** Start of Supplied records **

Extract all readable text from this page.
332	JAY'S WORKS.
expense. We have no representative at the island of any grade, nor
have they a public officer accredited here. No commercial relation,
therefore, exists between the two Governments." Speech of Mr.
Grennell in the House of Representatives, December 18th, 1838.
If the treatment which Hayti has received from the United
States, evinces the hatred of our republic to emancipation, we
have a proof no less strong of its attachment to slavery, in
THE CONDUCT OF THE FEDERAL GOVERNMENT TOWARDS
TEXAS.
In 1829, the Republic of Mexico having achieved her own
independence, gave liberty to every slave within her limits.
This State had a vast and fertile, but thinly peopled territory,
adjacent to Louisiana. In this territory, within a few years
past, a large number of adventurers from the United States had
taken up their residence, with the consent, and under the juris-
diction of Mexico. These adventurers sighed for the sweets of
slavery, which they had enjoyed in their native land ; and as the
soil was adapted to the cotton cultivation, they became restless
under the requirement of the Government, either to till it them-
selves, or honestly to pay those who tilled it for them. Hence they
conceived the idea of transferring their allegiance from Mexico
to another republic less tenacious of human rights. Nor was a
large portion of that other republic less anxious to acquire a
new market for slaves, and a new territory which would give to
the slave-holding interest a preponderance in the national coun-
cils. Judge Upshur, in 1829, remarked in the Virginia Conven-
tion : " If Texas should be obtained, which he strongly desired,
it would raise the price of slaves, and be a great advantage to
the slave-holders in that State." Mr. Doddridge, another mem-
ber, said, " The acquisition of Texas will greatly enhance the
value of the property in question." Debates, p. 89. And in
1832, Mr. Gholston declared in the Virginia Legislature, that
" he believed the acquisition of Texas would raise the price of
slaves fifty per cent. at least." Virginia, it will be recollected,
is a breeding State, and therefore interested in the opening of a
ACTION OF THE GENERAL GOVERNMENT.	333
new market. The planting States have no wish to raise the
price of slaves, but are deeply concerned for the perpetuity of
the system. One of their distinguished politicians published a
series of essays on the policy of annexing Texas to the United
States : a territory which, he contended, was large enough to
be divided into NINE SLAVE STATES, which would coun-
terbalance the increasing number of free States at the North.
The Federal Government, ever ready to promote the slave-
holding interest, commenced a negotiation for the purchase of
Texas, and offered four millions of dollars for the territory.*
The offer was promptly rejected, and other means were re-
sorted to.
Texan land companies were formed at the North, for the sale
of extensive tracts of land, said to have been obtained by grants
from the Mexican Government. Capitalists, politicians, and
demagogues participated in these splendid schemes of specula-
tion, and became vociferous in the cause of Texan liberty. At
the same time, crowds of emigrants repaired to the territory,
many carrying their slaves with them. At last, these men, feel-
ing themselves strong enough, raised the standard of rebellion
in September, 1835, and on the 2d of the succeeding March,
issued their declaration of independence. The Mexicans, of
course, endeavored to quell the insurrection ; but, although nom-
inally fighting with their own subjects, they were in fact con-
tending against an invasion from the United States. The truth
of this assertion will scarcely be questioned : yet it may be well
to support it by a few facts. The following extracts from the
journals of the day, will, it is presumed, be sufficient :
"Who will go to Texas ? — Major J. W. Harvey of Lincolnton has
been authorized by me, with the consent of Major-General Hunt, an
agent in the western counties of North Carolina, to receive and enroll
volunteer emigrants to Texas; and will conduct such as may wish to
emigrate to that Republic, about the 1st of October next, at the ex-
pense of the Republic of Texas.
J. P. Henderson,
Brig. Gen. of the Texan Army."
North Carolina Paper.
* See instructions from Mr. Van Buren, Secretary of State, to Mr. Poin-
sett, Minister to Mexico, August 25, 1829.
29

** End of Supplied records **

» **Task instructions**: Every entry must be quoted exactly as it appears above.

» **Complete output**:
Extract all readable text from this page.
332	JAY'S WORKS.
expense. We have no representative at the island of any grade, nor
have they a public officer accredited here. No commercial relation,
therefore, exists between the two Governments." Speech of Mr.
Grennell in the House of Representatives, December 18th, 1838.
If the treatment which Hayti has received from the United
States, evinces the hatred of our republic to emancipation, we
have a proof no less strong of its attachment to slavery, in
THE CONDUCT OF THE FEDERAL GOVERNMENT TOWARDS
TEXAS.
In 1829, the Republic of Mexico having achieved her own
independence, gave liberty to every slave within her limits.
This State had a vast and fertile, but thinly peopled territory,
adjacent to Louisiana. In this territory, within a few years
past, a large number of adventurers from the United States had
taken up their residence, with the consent, and under the juris-
diction of Mexico. These adventurers sighed for the sweets of
slavery, which they had enjoyed in their native land ; and as the
soil was adapted to the cotton cultivation, they became restless
under the requirement of the Government, either to till it them-
selves, or honestly to pay those who tilled it for them. Hence they
conceived the idea of transferring their allegiance from Mexico
to another republic less tenacious of human rights. Nor was a
large portion of that other republic less anxious to acquire a
new market for slaves, and a new territory which would give to
the slave-holding interest a preponderance in the national coun-
cils. Judge Upshur, in 1829, remarked in the Virginia Conven-
tion : " If Texas should be obtained, which he strongly desired,
it would raise the price of slaves, and be a great advantage to
the slave-holders in that State." Mr. Doddridge, another mem-
ber, said, " The acquisition of Texas will greatly enhance the
value of the property in question." Debates, p. 89. And in
1832, Mr. Gholston declared in the Virginia Legislature, that
" he believed the acquisition of Texas would raise the price of
slaves fifty per cent. at least." Virginia, it will be recollected,
is a breeding State, and therefore interested in the opening of a
ACTION OF THE GENERAL GOVERNMENT.	333
new market. The planting States have no wish to raise the
price of slaves, but are deeply concerned for the perpetuity of
the system. One of their distinguished politicians published a
series of essays on the policy of annexing Texas to the United
States : a territory which, he contended, was large enough to
be divided into NINE SLAVE STATES, which would coun-
terbalance the increasing number of free States at the North.
The Federal Government, ever ready to promote the slave-
holding interest, commenced a negotiation for the purchase of
Texas, and offered four millions of dollars for the territory.*
The offer was promptly rejected, and other means were re-
sorted to.
Texan land companies were formed at the North, for the sale
of extensive tracts of land, said to have been obtained by grants
from the Mexican Government. Capitalists, politicians, and
demagogues participated in these splendid schemes of specula-
tion, and became vociferous in the cause of Texan liberty. At
the same time, crowds of emigrants repaired to the territory,
many carrying their slaves with them. At last, these men, feel-
ing themselves strong enough, raised the standard of rebellion
in September, 1835, and on the 2d of the succeeding March,
issued their declaration of independence. The Mexicans, of
course, endeavored to quell the insurrection ; but, although nom-
inally fighting with their own subjects, they were in fact con-
tending against an invasion from the United States. The truth
of this assertion will scarcely be questioned : yet it may be well
to support it by a few facts. The following extracts from the
journals of the day, will, it is presumed, be sufficient :
"Who will go to Texas ? — Major J. W. Harvey of Lincolnton has
been authorized by me, with the consent of Major-General Hunt, an
agent in the western counties of North Carolina, to receive and enroll
volunteer emigrants to Texas; and will conduct such as may wish to
emigrate to that Republic, about the 1st of October next, at the ex-
pense of the Republic of Texas.
J. P. Henderson,
Brig. Gen. of the Texan Army."
North Carolina Paper.
* See instructions from Mr. Van Buren, Secretary of State, to Mr. Poin-
sett, Minister to Mexico, August 25, 1829.
29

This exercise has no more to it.